EXERCISE 1 >>
According to the passage on institutions in economics, what kind of approach does the book apply to integrating theory and institutional facts?
EXERCISE 2 >>
Duplicate the stretch of the passage on institutions in economics from "Economic theory might" through "figure as facts.".

PASSAGE TO READ >>
Economic theory might be expected to position institutions as its empirical content, but the integration of theory and institutional facts has so far not been accomplished in economics. The raison d’être of this book is the opening of a path towards the integration of theory and institutional facts, applying an analytical – rather than historical or evolutionary – approach. This requires a conceptual framework that shows how knowledge of institutions fits into our understanding of economic questions. The conceptual framework relates to the empirical content of economics, identifying two types of facts, distinguishing, for instance, between statistical data, on the one hand, and the relationship that may exist between statistical data, on the other hand. Institutions should figure as facts.
This chapter considers the role which the notion of rational action plays in equilibrium theory. An individual’s choice reveals something about his preferences to the observer and even to the choosing individual himself. The assumption that there is a most preferred combination of goods is merely the assumption that an individual acts purposefully. When we interpret behaviour as purposeful action the beliefs and preferences that are revealed may simply be ones that an individual happened to have at a particular moment, without any significance beyond that moment. When we treat the beliefs, aims and preferences of others as empirical facts, the nature of such facts differs according to whether they are elements in our intelligible accounts of the actions of others or whether they are factors that we take into account in our own actions. They feature as either ex post facts or ex ante facts. In neo-classical economics the empirical content of preferences are ex post facts that have been mistaken for ex ante facts.

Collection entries
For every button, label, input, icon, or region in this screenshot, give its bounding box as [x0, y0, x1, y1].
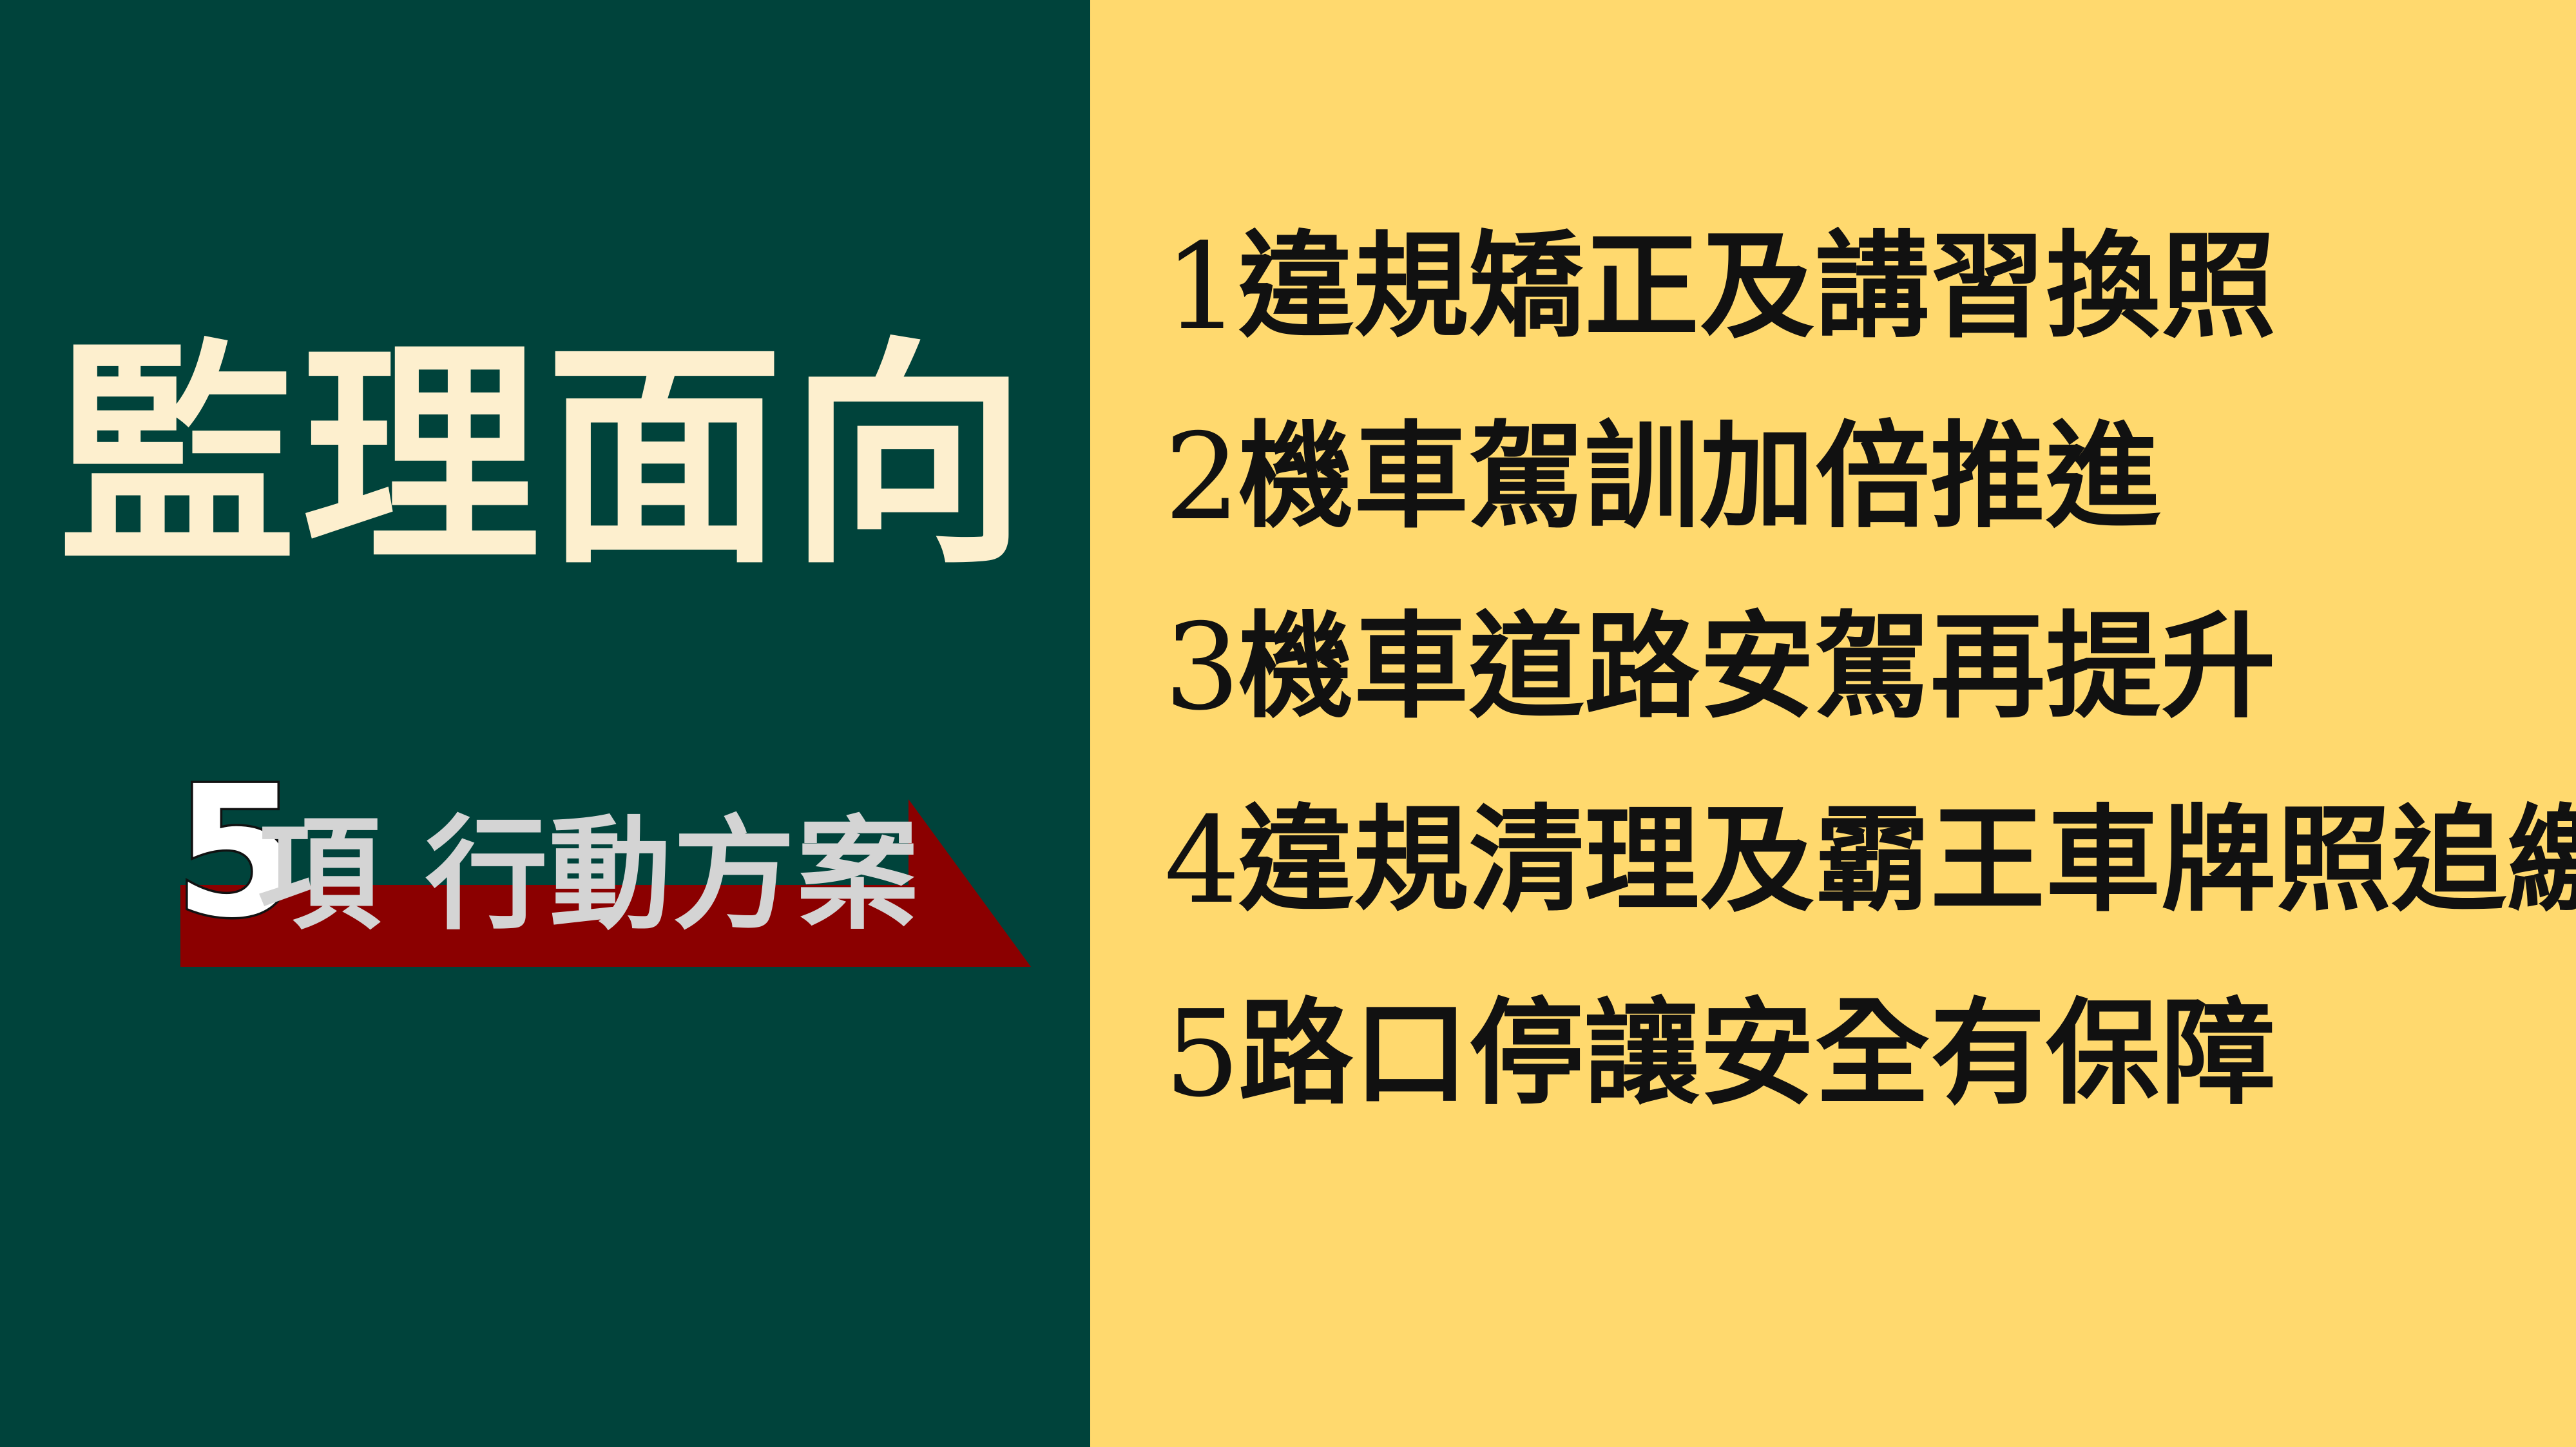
- list-item[interactable]: 2 機車駕訓加倍推進: [1164, 403, 2575, 551]
- slide-canvas: 監理面向 5 項 行動方案 1 違規矯正及講習換照 2 機車駕訓加倍推進 3 機…: [0, 0, 2576, 1447]
- list-item[interactable]: 1 違規矯正及講習換照: [1164, 213, 2575, 361]
- banner-label: 項 行動方案: [258, 814, 920, 937]
- action-plan-list: 1 違規矯正及講習換照 2 機車駕訓加倍推進 3 機車道路安駕再提升 4 違規清…: [1090, 0, 2576, 1447]
- banner-text-group: 5 項 行動方案: [174, 777, 1076, 970]
- list-item[interactable]: 5 路口停讓安全有保障: [1164, 980, 2575, 1128]
- list-item-label: 違規矯正及講習換照: [1238, 229, 2276, 344]
- page-title: 監理面向: [0, 338, 1090, 577]
- list-item-number: 4: [1164, 801, 1238, 920]
- list-item-label: 機車駕訓加倍推進: [1238, 420, 2161, 534]
- list-item-label: 違規清理及霸王車牌照追繳: [1238, 803, 2576, 918]
- list-item-number: 5: [1164, 995, 1238, 1114]
- list-item-label: 路口停讓安全有保障: [1238, 996, 2276, 1111]
- left-green-panel: [0, 0, 1090, 1447]
- list-item-number: 1: [1164, 228, 1238, 347]
- list-item-number: 3: [1164, 608, 1238, 727]
- list-item[interactable]: 3 機車道路安駕再提升: [1164, 593, 2575, 741]
- list-item[interactable]: 4 違規清理及霸王車牌照追繳: [1164, 786, 2575, 935]
- list-item-label: 機車道路安駕再提升: [1238, 610, 2276, 724]
- list-item-number: 2: [1164, 418, 1238, 537]
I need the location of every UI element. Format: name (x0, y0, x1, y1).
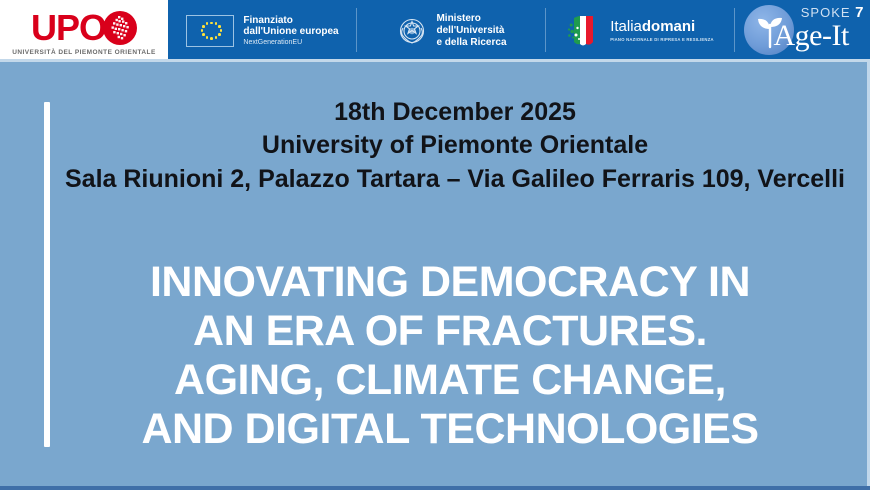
upo-letters: UPO (31, 11, 106, 45)
eu-line-2: dall'Unione europea (243, 26, 338, 38)
event-venue: Sala Riunioni 2, Palazzo Tartara – Via G… (60, 163, 850, 196)
eu-line-3: NextGenerationEU (243, 39, 338, 47)
ministry-line-2: dell'Università (436, 25, 506, 37)
ministry-line-3: e della Ricerca (436, 37, 506, 49)
event-institution: University of Piemonte Orientale (60, 129, 850, 162)
ministry-line-1: Ministero (436, 13, 506, 25)
ageit-spoke-number: 7 (855, 4, 864, 21)
upo-logo: UPO (0, 0, 168, 62)
italiadomani-word-thin: Italia (610, 18, 642, 35)
presentation-slide: UPO (0, 0, 870, 490)
upo-logomark: UPO (31, 9, 137, 47)
italian-republic-emblem-icon (396, 13, 428, 49)
ageit-logo: SPOKE 7 Age-It (735, 0, 870, 62)
title-line-4: AND DIGITAL TECHNOLOGIES (55, 405, 845, 454)
eu-line-1: Finanziato (243, 15, 338, 27)
title-line-2: AN ERA OF FRACTURES. (55, 307, 845, 356)
piemonte-region-icon (110, 16, 132, 40)
italiadomani-logo: Italiadomani PIANO NAZIONALE DI RIPRESA … (546, 0, 735, 62)
title-line-3: AGING, CLIMATE CHANGE, (55, 356, 845, 405)
eu-flag-icon (186, 15, 234, 47)
event-info: 18th December 2025 University of Piemont… (60, 96, 850, 196)
upo-circle-icon (103, 11, 137, 45)
event-date: 18th December 2025 (60, 96, 850, 129)
sponsor-logo-bar: UPO (0, 0, 870, 62)
italiadomani-word-bold: domani (642, 18, 695, 35)
ageit-wordmark: Age-It (774, 21, 849, 51)
upo-subtitle: UNIVERSITÀ DEL PIEMONTE ORIENTALE (12, 49, 156, 56)
italy-flag-icon (567, 14, 603, 48)
event-title: INNOVATING DEMOCRACY IN AN ERA OF FRACTU… (55, 258, 845, 454)
title-line-1: INNOVATING DEMOCRACY IN (55, 258, 845, 307)
ministry-logo: Ministero dell'Università e della Ricerc… (357, 0, 546, 62)
vertical-accent-bar (44, 102, 50, 447)
italiadomani-wordmark: Italiadomani (610, 19, 714, 36)
italiadomani-tagline: PIANO NAZIONALE DI RIPRESA E RESILIENZA (610, 38, 714, 43)
eu-funding-logo: Finanziato dall'Unione europea NextGener… (168, 0, 357, 62)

COMPLETE ANSWER 1 >>
An analytical approach, rather than a historical or evolutionary one.

COMPLETE ANSWER 2 >>
Economic theory might be expected to position institutions as its empirical content, but the integration of theory and institutional facts has so far not been accomplished in economics. The raison d’être of this book is the opening of a path towards the integration of theory and institutional facts, applying an analytical – rather than historical or evolutionary – approach. This requires a conceptual framework that shows how knowledge of institutions fits into our understanding of economic questions. The conceptual framework relates to the empirical content of economics, identifying two types of facts, distinguishing, for instance, between statistical data, on the one hand, and the relationship that may exist between statistical data, on the other hand. Institutions should figure as facts.